◆ **Aim**
Scan the lines and state how many carry "deep". Leave out everything but the number.

◆ **Task data**

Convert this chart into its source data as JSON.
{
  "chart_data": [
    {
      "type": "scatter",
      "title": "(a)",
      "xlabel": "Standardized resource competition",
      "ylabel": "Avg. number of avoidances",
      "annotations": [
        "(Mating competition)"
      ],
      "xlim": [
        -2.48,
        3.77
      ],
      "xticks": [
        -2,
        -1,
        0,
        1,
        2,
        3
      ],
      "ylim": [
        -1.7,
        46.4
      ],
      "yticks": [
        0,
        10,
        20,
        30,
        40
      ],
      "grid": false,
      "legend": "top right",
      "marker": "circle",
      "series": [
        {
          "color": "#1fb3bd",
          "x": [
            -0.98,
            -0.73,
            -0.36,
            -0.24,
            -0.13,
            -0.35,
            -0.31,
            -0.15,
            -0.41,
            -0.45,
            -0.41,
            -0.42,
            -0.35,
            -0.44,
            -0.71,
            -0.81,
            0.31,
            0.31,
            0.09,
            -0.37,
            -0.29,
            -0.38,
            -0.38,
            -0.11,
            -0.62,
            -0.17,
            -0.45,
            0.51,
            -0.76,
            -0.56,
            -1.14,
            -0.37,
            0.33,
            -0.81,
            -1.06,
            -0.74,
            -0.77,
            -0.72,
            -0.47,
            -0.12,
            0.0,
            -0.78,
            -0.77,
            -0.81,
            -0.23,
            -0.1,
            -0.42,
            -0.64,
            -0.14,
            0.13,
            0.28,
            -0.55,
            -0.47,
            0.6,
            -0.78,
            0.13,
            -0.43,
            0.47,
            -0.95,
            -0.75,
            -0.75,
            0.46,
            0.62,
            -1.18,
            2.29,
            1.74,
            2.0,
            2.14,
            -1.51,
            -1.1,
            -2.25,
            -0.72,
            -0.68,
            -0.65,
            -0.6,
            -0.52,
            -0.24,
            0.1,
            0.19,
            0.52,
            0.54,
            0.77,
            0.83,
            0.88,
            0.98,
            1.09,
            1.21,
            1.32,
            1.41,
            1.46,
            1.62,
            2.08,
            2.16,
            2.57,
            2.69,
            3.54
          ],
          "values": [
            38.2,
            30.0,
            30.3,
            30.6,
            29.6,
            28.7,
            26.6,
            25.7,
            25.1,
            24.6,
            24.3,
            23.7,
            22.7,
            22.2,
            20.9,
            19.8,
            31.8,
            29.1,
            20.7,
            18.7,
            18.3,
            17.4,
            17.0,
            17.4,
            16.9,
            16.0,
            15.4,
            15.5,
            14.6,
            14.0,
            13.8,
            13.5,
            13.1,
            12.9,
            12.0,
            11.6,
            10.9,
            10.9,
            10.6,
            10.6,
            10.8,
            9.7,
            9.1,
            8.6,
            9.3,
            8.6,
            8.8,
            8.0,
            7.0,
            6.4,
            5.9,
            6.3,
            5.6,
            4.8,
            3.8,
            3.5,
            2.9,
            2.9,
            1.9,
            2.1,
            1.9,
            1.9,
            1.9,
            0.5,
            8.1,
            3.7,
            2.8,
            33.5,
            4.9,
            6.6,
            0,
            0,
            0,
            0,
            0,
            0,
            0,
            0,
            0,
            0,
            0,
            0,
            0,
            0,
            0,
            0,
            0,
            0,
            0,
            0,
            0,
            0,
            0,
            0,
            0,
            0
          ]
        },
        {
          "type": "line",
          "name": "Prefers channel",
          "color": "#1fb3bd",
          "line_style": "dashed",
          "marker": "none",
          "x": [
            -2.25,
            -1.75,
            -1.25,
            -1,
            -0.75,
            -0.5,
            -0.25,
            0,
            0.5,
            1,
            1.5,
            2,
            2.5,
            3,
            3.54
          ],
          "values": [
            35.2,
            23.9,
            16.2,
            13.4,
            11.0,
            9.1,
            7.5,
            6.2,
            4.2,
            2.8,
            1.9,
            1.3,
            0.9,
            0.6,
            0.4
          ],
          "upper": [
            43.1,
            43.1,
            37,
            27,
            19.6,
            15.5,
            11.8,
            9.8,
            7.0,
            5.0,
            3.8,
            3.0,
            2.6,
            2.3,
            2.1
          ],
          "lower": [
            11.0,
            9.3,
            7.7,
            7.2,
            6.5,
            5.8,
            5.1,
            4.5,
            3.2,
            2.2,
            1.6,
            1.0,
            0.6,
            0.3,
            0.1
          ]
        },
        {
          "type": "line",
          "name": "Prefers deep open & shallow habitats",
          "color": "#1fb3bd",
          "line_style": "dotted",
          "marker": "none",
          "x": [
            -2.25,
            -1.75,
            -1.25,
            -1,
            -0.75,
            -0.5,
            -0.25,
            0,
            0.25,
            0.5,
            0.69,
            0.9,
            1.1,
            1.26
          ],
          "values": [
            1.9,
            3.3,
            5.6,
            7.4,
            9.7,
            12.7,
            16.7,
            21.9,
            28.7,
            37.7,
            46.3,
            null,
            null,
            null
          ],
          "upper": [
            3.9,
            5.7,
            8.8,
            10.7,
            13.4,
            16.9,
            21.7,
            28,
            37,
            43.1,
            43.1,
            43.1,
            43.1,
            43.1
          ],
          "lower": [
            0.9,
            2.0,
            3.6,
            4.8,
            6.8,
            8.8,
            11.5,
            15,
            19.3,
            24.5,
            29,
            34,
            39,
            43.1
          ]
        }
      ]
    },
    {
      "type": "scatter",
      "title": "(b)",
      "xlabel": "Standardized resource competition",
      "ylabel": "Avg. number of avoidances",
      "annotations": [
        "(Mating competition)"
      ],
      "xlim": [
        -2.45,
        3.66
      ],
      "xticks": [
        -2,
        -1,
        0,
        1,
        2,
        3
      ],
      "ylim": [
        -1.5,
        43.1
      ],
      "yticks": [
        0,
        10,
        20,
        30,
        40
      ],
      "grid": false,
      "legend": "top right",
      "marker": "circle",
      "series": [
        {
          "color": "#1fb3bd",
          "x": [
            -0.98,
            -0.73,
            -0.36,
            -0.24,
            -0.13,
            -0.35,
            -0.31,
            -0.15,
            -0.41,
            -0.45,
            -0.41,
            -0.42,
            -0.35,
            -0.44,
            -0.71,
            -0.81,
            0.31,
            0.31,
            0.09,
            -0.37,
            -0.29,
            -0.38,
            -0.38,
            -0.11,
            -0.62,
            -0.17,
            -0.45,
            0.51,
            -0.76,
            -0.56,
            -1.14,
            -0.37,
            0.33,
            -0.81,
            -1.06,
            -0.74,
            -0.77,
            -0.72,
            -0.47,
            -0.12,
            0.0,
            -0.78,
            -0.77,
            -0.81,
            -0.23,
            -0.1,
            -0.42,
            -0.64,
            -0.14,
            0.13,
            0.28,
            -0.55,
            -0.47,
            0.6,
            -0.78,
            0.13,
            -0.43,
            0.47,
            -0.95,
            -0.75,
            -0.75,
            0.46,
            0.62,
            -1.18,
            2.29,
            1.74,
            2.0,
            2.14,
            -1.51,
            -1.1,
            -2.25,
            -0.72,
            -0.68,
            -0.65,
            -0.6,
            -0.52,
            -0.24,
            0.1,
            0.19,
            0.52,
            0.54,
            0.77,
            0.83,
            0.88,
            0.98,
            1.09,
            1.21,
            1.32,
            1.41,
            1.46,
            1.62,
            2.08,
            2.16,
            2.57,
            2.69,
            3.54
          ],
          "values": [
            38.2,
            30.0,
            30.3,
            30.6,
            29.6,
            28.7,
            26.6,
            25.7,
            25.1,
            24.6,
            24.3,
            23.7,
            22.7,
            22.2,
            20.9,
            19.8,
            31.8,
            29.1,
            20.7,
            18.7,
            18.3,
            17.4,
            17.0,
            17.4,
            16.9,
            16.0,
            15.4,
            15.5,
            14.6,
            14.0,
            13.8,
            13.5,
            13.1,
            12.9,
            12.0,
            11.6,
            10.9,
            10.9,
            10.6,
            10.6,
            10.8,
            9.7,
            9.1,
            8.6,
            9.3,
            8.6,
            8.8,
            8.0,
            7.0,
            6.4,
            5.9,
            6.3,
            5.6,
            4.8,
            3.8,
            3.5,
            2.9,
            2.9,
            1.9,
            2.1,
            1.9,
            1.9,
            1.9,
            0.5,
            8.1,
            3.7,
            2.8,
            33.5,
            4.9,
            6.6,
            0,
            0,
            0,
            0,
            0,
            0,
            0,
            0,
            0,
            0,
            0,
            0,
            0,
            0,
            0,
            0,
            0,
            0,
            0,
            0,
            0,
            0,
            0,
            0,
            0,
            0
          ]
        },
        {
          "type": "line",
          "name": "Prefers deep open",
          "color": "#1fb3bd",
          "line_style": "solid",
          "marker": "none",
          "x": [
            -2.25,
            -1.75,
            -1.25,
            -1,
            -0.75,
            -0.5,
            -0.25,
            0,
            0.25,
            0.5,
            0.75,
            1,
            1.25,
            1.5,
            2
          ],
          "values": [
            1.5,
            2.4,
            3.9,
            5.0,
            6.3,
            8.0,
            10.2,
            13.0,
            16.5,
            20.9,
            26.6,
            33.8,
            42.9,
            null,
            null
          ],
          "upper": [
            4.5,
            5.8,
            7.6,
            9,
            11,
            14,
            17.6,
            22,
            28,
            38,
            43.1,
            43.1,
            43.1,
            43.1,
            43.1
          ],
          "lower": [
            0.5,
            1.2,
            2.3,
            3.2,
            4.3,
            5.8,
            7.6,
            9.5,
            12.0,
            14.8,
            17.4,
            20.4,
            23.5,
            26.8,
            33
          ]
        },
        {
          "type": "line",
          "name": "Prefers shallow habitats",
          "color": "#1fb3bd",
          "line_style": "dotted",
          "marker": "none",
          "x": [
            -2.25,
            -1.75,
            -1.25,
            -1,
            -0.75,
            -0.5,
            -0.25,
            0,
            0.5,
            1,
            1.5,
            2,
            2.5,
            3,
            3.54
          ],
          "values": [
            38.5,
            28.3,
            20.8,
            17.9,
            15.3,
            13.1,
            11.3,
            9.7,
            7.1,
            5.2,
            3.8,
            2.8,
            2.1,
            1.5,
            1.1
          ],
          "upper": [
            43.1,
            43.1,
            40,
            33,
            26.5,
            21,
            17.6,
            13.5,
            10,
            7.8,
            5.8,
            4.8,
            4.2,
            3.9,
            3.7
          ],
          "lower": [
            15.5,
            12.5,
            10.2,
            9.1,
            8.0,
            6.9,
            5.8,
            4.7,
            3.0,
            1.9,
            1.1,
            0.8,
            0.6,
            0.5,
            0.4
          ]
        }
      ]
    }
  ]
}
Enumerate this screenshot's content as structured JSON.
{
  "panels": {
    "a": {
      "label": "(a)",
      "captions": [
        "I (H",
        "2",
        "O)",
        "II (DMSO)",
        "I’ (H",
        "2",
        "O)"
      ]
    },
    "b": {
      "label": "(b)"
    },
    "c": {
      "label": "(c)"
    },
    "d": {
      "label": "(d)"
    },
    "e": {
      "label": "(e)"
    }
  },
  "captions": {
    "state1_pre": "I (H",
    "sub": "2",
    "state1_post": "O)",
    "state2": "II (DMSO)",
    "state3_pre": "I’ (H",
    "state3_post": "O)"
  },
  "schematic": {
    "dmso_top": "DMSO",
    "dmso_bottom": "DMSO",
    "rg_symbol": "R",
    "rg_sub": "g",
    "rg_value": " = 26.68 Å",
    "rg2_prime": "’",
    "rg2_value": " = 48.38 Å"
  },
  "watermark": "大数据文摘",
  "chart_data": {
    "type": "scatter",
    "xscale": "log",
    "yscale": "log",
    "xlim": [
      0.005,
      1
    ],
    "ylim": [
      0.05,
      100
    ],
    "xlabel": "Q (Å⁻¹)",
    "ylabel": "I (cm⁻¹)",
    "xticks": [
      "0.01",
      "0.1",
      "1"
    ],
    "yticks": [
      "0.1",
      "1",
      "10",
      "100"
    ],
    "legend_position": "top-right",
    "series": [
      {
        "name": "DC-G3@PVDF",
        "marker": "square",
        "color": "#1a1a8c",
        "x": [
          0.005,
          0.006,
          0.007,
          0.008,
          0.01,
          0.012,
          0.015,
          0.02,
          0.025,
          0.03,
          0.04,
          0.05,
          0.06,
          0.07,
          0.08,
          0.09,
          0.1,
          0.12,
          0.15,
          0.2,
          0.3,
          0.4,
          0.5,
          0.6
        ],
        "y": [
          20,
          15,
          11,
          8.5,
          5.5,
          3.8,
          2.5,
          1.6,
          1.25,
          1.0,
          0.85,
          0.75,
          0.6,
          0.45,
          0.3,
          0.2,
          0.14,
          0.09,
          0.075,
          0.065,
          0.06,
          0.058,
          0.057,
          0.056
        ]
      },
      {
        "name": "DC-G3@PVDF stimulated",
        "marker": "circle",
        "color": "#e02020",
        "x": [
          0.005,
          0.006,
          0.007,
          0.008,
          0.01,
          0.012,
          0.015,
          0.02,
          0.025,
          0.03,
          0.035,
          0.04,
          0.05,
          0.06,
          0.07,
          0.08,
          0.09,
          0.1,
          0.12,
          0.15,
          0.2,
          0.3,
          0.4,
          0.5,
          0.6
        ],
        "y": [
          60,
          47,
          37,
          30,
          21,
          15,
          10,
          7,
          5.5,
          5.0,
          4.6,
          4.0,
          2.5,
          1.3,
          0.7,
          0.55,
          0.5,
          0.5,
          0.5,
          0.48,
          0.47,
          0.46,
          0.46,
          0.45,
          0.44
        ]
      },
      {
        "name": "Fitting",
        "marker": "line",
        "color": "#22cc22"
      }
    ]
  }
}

◆ **Answer for the task**
2